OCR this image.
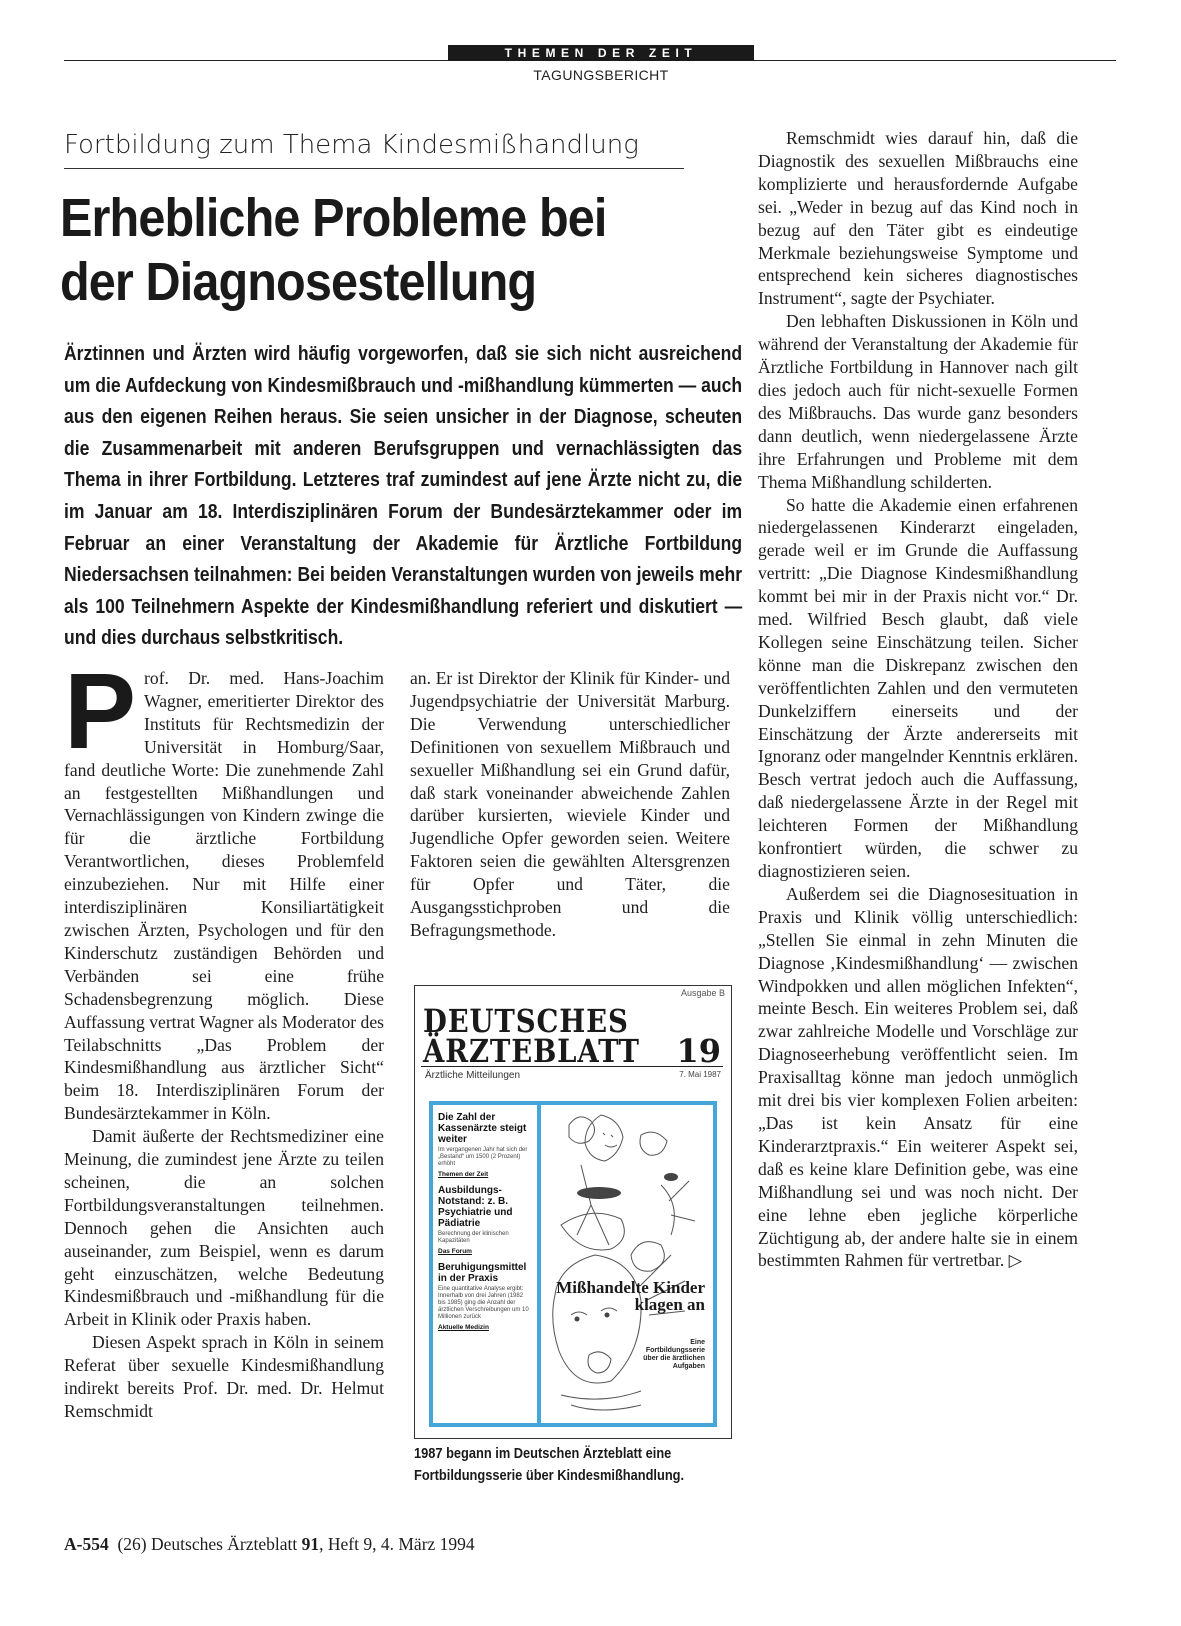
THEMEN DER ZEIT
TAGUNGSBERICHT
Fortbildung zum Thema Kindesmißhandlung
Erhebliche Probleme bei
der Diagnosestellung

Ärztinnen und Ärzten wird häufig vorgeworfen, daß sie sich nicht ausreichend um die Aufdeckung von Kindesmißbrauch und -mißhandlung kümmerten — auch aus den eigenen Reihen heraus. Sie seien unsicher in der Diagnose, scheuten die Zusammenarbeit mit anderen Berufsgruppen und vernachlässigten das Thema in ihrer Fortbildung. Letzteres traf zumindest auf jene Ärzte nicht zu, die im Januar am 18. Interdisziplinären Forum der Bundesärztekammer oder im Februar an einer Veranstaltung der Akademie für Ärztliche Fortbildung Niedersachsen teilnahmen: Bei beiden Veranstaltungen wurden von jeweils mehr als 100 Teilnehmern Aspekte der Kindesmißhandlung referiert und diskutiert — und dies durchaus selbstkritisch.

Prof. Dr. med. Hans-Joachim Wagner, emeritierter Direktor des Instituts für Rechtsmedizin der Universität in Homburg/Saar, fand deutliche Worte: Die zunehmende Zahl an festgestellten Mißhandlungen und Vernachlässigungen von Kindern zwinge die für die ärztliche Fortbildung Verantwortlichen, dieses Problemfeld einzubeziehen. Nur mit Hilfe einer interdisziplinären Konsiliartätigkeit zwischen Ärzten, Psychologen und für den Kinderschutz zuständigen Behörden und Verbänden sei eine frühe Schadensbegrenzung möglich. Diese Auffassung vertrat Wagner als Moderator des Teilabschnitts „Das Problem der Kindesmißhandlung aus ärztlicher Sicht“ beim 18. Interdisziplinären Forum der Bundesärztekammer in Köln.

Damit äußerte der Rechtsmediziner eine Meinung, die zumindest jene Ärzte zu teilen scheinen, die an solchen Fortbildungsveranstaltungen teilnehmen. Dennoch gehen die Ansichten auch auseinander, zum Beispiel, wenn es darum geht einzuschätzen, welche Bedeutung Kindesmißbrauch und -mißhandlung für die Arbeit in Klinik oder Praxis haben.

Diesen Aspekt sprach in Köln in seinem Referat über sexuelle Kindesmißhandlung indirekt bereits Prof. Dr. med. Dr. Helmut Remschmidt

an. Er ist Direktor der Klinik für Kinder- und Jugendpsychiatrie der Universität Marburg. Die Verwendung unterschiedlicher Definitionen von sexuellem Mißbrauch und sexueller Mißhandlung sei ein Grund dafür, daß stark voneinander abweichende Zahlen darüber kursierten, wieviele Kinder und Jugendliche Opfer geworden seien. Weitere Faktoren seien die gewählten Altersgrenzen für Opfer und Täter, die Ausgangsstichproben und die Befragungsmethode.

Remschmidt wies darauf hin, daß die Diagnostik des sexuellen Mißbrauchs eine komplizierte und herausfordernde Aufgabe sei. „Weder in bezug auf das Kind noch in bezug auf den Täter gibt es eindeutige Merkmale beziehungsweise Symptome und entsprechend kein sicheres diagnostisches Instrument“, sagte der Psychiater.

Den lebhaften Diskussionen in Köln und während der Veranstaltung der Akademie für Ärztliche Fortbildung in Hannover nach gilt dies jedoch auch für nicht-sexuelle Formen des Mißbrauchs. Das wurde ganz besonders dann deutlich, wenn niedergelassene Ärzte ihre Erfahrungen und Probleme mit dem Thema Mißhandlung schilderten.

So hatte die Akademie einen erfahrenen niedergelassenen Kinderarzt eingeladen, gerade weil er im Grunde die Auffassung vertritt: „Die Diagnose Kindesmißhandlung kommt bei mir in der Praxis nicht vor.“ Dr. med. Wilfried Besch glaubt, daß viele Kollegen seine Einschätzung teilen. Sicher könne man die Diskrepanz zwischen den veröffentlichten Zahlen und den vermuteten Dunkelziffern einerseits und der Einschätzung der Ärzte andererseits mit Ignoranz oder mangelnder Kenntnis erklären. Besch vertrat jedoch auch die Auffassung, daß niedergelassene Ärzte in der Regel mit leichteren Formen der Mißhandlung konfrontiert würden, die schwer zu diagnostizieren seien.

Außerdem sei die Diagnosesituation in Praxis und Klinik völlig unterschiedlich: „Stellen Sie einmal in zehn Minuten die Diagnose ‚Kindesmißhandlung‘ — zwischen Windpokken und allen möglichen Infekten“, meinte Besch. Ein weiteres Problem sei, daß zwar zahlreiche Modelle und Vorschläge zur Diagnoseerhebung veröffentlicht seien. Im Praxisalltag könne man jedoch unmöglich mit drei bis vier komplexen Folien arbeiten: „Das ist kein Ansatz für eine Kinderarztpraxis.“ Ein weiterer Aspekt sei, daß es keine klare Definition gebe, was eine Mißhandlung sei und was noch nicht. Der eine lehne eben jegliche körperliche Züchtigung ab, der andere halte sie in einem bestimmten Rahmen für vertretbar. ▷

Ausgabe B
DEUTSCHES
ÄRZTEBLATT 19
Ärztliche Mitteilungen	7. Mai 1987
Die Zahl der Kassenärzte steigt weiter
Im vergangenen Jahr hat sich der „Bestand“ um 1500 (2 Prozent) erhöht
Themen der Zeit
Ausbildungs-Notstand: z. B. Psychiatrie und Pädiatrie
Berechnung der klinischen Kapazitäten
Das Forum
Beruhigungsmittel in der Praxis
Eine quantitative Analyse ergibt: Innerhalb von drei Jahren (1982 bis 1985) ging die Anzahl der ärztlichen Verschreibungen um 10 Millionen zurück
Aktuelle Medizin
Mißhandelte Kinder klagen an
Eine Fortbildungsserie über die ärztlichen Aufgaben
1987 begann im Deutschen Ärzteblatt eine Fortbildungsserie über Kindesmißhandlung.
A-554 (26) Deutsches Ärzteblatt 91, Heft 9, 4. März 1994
--- --- ---
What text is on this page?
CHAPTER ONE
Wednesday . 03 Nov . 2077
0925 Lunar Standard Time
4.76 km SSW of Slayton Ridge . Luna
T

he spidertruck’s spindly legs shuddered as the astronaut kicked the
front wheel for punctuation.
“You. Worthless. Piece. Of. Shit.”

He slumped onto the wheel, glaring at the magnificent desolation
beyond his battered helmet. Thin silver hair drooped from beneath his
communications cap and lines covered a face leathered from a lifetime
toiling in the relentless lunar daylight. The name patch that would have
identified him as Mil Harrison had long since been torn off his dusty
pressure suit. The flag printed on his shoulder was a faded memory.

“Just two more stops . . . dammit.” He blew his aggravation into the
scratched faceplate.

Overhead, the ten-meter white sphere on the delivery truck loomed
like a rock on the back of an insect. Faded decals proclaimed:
--- --- ---
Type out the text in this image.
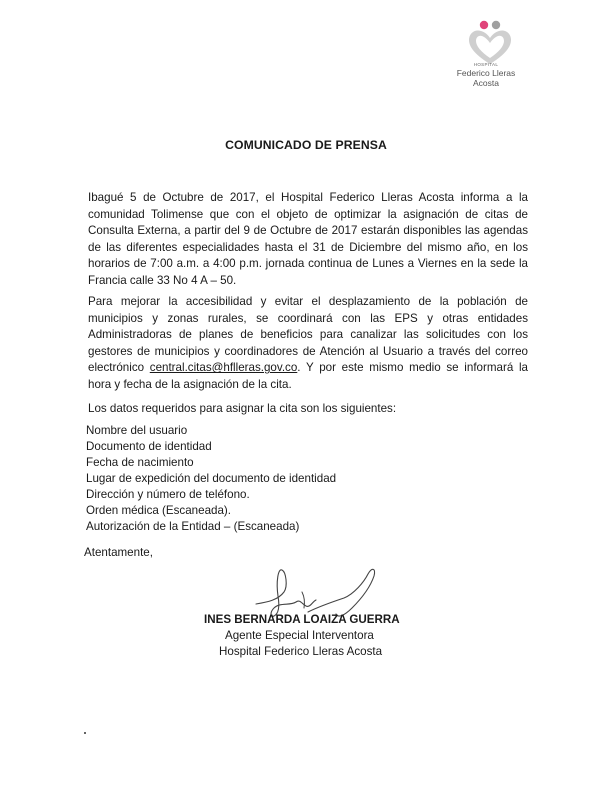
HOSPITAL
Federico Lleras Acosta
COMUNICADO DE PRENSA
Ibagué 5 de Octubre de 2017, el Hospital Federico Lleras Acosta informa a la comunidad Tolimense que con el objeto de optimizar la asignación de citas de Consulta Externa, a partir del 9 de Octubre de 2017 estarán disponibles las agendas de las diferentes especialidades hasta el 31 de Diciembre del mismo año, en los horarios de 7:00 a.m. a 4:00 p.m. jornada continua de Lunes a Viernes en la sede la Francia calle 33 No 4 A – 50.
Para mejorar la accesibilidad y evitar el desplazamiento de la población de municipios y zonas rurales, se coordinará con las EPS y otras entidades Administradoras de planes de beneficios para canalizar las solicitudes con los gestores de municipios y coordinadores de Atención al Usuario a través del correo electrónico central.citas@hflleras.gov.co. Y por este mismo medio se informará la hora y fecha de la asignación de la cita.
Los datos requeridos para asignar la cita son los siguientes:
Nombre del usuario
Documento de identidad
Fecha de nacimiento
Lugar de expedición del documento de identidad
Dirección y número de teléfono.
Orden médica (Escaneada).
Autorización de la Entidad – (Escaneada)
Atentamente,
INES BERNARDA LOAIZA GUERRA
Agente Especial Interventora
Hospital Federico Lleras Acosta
--- --- ---
— STATED PROBLEM —
Scan the material and collect every line that contains "ärztlichen".

— RESULT BELOW —
Eine quantitative Analyse ergibt: Innerhalb von drei Jahren (1982 bis 1985) ging die Anzahl der ärztlichen Verschreibungen um 10 Millionen zurück
Eine Fortbildungsserie über die ärztlichen Aufgaben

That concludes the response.